- Work to complete
The records should be repeated word for word, pictures excluded.
☆ ☆ ☆ ☆ ☆
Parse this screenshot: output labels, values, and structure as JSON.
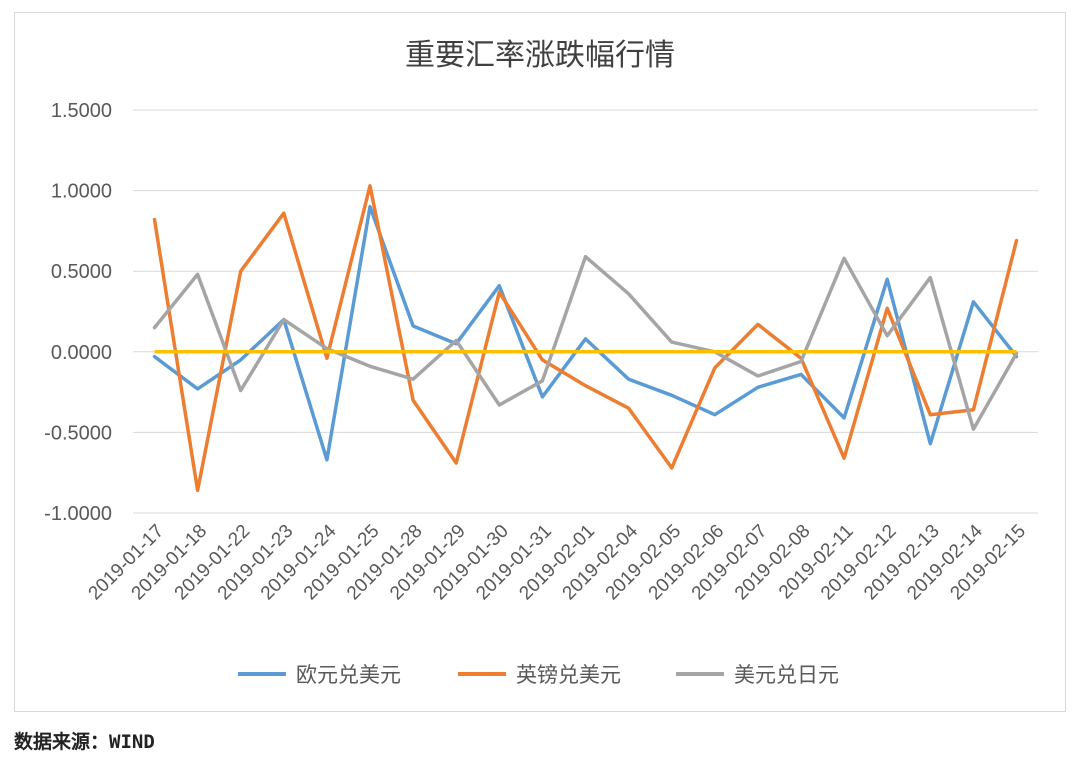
{
  "chart_data": {
    "type": "line",
    "title": "重要汇率涨跌幅行情",
    "xlabel": "",
    "ylabel": "",
    "ylim": [
      -1.0,
      1.5
    ],
    "yticks": [
      "-1.0000",
      "-0.5000",
      "0.0000",
      "0.5000",
      "1.0000",
      "1.5000"
    ],
    "ytick_values": [
      -1.0,
      -0.5,
      0.0,
      0.5,
      1.0,
      1.5
    ],
    "grid": true,
    "legend": "bottom",
    "categories": [
      "2019-01-17",
      "2019-01-18",
      "2019-01-22",
      "2019-01-23",
      "2019-01-24",
      "2019-01-25",
      "2019-01-28",
      "2019-01-29",
      "2019-01-30",
      "2019-01-31",
      "2019-02-01",
      "2019-02-04",
      "2019-02-05",
      "2019-02-06",
      "2019-02-07",
      "2019-02-08",
      "2019-02-11",
      "2019-02-12",
      "2019-02-13",
      "2019-02-14",
      "2019-02-15"
    ],
    "series": [
      {
        "name": "欧元兑美元",
        "color": "#5b9bd5",
        "values": [
          -0.03,
          -0.23,
          -0.05,
          0.2,
          -0.67,
          0.9,
          0.16,
          0.05,
          0.41,
          -0.28,
          0.08,
          -0.17,
          -0.27,
          -0.39,
          -0.22,
          -0.14,
          -0.41,
          0.45,
          -0.57,
          0.31,
          -0.03
        ]
      },
      {
        "name": "英镑兑美元",
        "color": "#ed7d31",
        "values": [
          0.82,
          -0.86,
          0.5,
          0.86,
          -0.04,
          1.03,
          -0.3,
          -0.69,
          0.37,
          -0.05,
          -0.21,
          -0.35,
          -0.72,
          -0.1,
          0.17,
          -0.04,
          -0.66,
          0.27,
          -0.39,
          -0.36,
          0.69
        ]
      },
      {
        "name": "美元兑日元",
        "color": "#a5a5a5",
        "values": [
          0.15,
          0.48,
          -0.24,
          0.2,
          0.02,
          -0.09,
          -0.17,
          0.07,
          -0.33,
          -0.18,
          0.59,
          0.36,
          0.06,
          0.0,
          -0.15,
          -0.06,
          0.58,
          0.1,
          0.46,
          -0.48,
          -0.01
        ]
      }
    ],
    "reference_line": {
      "value": 0.0,
      "color": "#ffc000"
    }
  },
  "footer": {
    "source": "数据来源：WIND"
  }
}
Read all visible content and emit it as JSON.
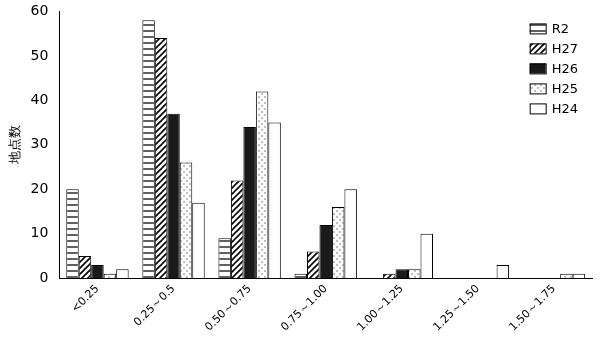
{
  "chart_data": {
    "type": "bar",
    "y_label": "地点数",
    "categories": [
      "<0.25",
      "0.25～0.5",
      "0.50～0.75",
      "0.75～1.00",
      "1.00～1.25",
      "1.25～1.50",
      "1.50～1.75"
    ],
    "series": [
      {
        "name": "R2",
        "color": "#606060",
        "values": [
          20,
          58,
          9,
          1,
          0,
          0,
          0
        ]
      },
      {
        "name": "H27",
        "color": "#000000",
        "values": [
          5,
          54,
          22,
          6,
          1,
          0,
          0
        ]
      },
      {
        "name": "H26",
        "color": "#1a1a1a",
        "values": [
          3,
          37,
          34,
          12,
          2,
          0,
          0
        ]
      },
      {
        "name": "H25",
        "color": "#bfbfbf",
        "values": [
          1,
          26,
          42,
          16,
          2,
          0,
          1
        ]
      },
      {
        "name": "H24",
        "color": "#ffffff",
        "values": [
          2,
          17,
          35,
          20,
          10,
          3,
          1
        ]
      }
    ],
    "ylim": [
      0,
      60
    ],
    "yticks": [
      0,
      10,
      20,
      30,
      40,
      50,
      60
    ],
    "grid": false,
    "legend": "upper right"
  }
}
☆ ☆ ☆ ☆ ☆
- Complete response
Parse this screenshot: output labels, values, and structure as JSON.
{
  "chart_data": {
    "type": "line",
    "title": "重要汇率涨跌幅行情",
    "xlabel": "",
    "ylabel": "",
    "ylim": [
      -1.0,
      1.5
    ],
    "yticks": [
      "-1.0000",
      "-0.5000",
      "0.0000",
      "0.5000",
      "1.0000",
      "1.5000"
    ],
    "ytick_values": [
      -1.0,
      -0.5,
      0.0,
      0.5,
      1.0,
      1.5
    ],
    "grid": true,
    "legend": "bottom",
    "categories": [
      "2019-01-17",
      "2019-01-18",
      "2019-01-22",
      "2019-01-23",
      "2019-01-24",
      "2019-01-25",
      "2019-01-28",
      "2019-01-29",
      "2019-01-30",
      "2019-01-31",
      "2019-02-01",
      "2019-02-04",
      "2019-02-05",
      "2019-02-06",
      "2019-02-07",
      "2019-02-08",
      "2019-02-11",
      "2019-02-12",
      "2019-02-13",
      "2019-02-14",
      "2019-02-15"
    ],
    "series": [
      {
        "name": "欧元兑美元",
        "color": "#5b9bd5",
        "values": [
          -0.03,
          -0.23,
          -0.05,
          0.2,
          -0.67,
          0.9,
          0.16,
          0.05,
          0.41,
          -0.28,
          0.08,
          -0.17,
          -0.27,
          -0.39,
          -0.22,
          -0.14,
          -0.41,
          0.45,
          -0.57,
          0.31,
          -0.03
        ]
      },
      {
        "name": "英镑兑美元",
        "color": "#ed7d31",
        "values": [
          0.82,
          -0.86,
          0.5,
          0.86,
          -0.04,
          1.03,
          -0.3,
          -0.69,
          0.37,
          -0.05,
          -0.21,
          -0.35,
          -0.72,
          -0.1,
          0.17,
          -0.04,
          -0.66,
          0.27,
          -0.39,
          -0.36,
          0.69
        ]
      },
      {
        "name": "美元兑日元",
        "color": "#a5a5a5",
        "values": [
          0.15,
          0.48,
          -0.24,
          0.2,
          0.02,
          -0.09,
          -0.17,
          0.07,
          -0.33,
          -0.18,
          0.59,
          0.36,
          0.06,
          0.0,
          -0.15,
          -0.06,
          0.58,
          0.1,
          0.46,
          -0.48,
          -0.01
        ]
      }
    ],
    "reference_line": {
      "value": 0.0,
      "color": "#ffc000"
    }
  },
  "footer": {
    "source": "数据来源：WIND"
  }
}
Read all visible content and emit it as JSON.
{
  "chart_data": {
    "type": "bar",
    "y_label": "地点数",
    "categories": [
      "<0.25",
      "0.25～0.5",
      "0.50～0.75",
      "0.75～1.00",
      "1.00～1.25",
      "1.25～1.50",
      "1.50～1.75"
    ],
    "series": [
      {
        "name": "R2",
        "color": "#606060",
        "values": [
          20,
          58,
          9,
          1,
          0,
          0,
          0
        ]
      },
      {
        "name": "H27",
        "color": "#000000",
        "values": [
          5,
          54,
          22,
          6,
          1,
          0,
          0
        ]
      },
      {
        "name": "H26",
        "color": "#1a1a1a",
        "values": [
          3,
          37,
          34,
          12,
          2,
          0,
          0
        ]
      },
      {
        "name": "H25",
        "color": "#bfbfbf",
        "values": [
          1,
          26,
          42,
          16,
          2,
          0,
          1
        ]
      },
      {
        "name": "H24",
        "color": "#ffffff",
        "values": [
          2,
          17,
          35,
          20,
          10,
          3,
          1
        ]
      }
    ],
    "ylim": [
      0,
      60
    ],
    "yticks": [
      0,
      10,
      20,
      30,
      40,
      50,
      60
    ],
    "grid": false,
    "legend": "upper right"
  }
}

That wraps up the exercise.